#### GIVEN REQUEST
Your task is to give the listing below back word for word, pictures excluded.

Data records:

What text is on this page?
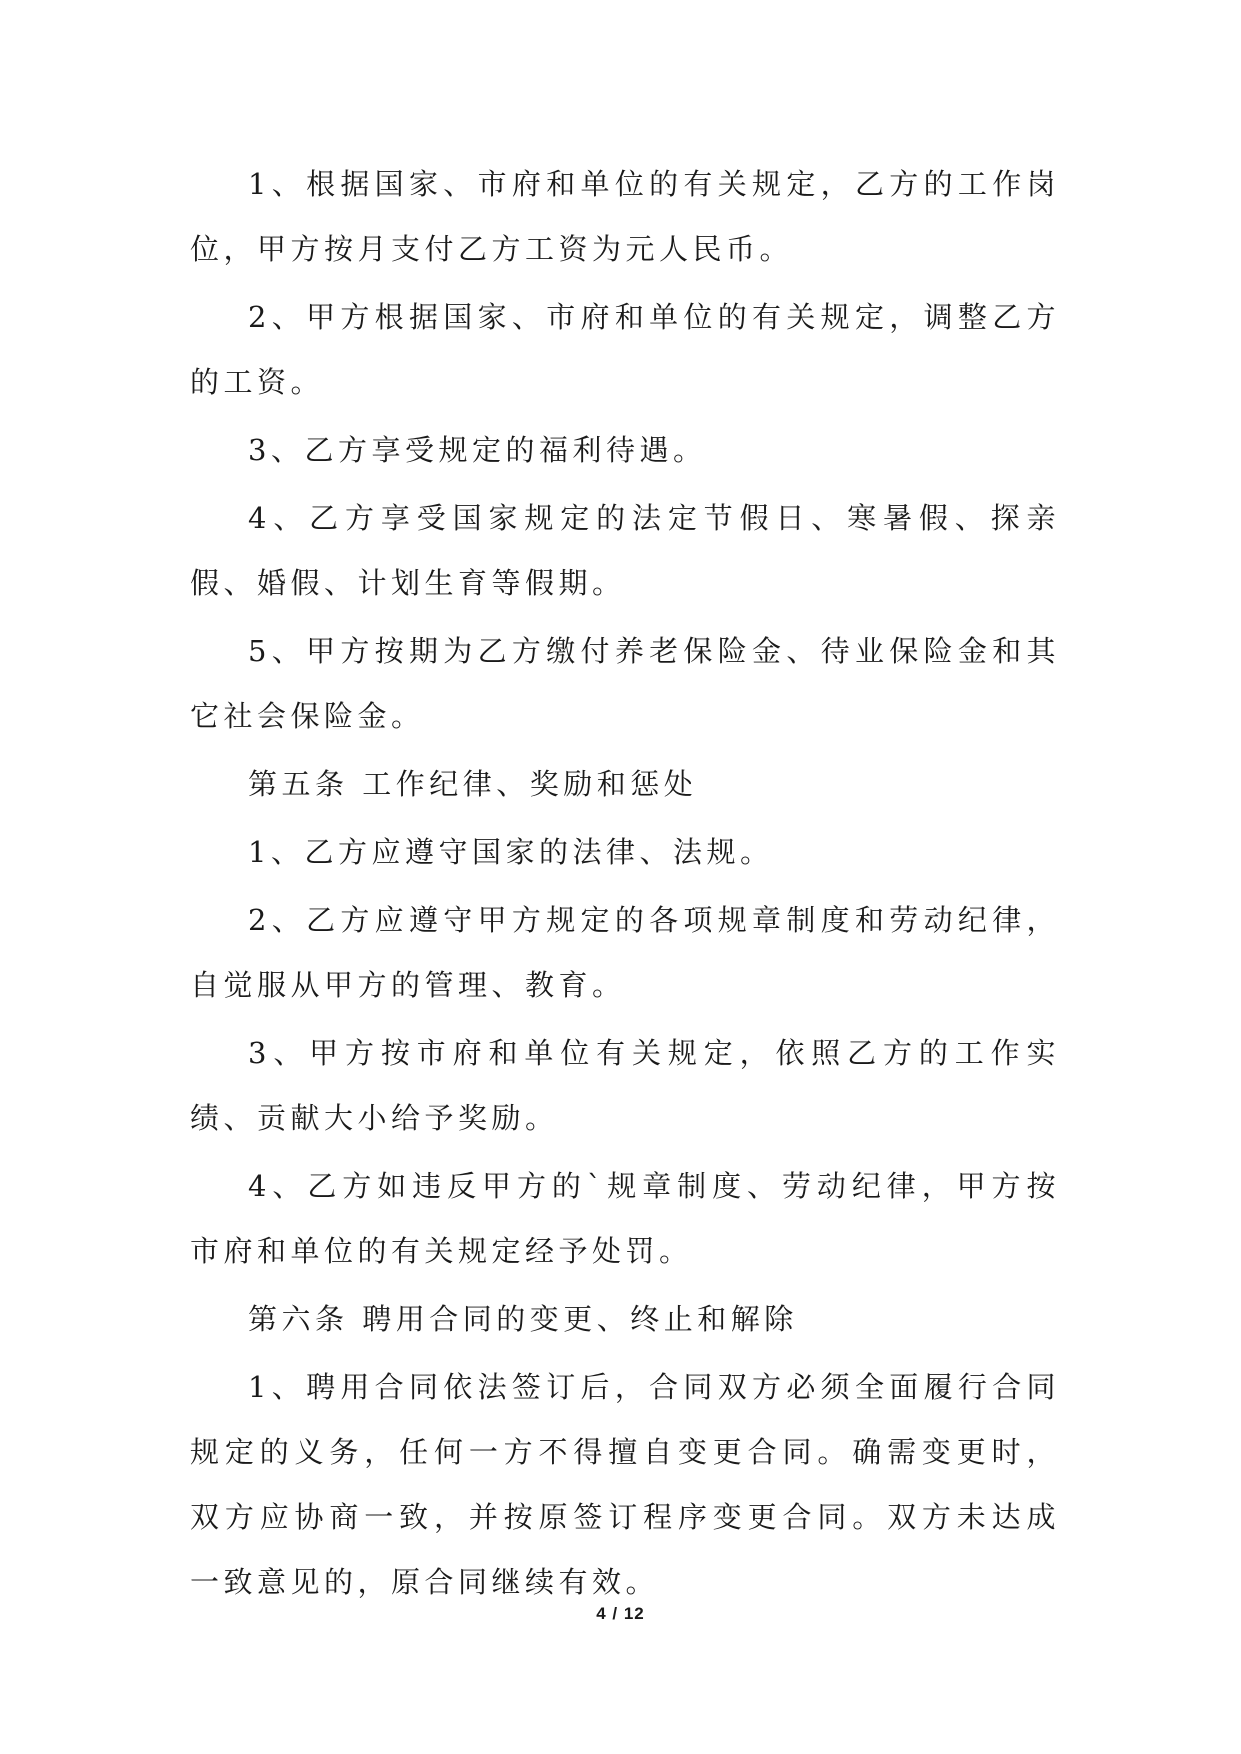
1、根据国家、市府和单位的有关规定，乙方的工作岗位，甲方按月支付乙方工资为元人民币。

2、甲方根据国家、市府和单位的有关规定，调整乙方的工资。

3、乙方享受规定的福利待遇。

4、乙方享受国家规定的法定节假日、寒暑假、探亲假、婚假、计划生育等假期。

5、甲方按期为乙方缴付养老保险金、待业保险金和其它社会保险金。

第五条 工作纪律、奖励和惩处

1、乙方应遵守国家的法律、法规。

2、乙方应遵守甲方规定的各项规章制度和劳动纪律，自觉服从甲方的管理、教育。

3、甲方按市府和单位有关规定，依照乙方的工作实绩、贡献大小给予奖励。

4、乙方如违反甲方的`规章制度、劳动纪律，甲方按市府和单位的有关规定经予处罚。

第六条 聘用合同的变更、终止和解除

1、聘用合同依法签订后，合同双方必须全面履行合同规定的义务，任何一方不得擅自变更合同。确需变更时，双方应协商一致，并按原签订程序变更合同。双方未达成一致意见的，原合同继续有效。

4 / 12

#### EXERCISE ANSWER
What text is on this page?
1、根据国家、市府和单位的有关规定，乙方的工作岗位，甲方按月支付乙方工资为元人民币。

2、甲方根据国家、市府和单位的有关规定，调整乙方的工资。

3、乙方享受规定的福利待遇。

4、乙方享受国家规定的法定节假日、寒暑假、探亲假、婚假、计划生育等假期。

5、甲方按期为乙方缴付养老保险金、待业保险金和其它社会保险金。

第五条 工作纪律、奖励和惩处

1、乙方应遵守国家的法律、法规。

2、乙方应遵守甲方规定的各项规章制度和劳动纪律，自觉服从甲方的管理、教育。

3、甲方按市府和单位有关规定，依照乙方的工作实绩、贡献大小给予奖励。

4、乙方如违反甲方的`规章制度、劳动纪律，甲方按市府和单位的有关规定经予处罚。

第六条 聘用合同的变更、终止和解除

1、聘用合同依法签订后，合同双方必须全面履行合同规定的义务，任何一方不得擅自变更合同。确需变更时，双方应协商一致，并按原签订程序变更合同。双方未达成一致意见的，原合同继续有效。

4 / 12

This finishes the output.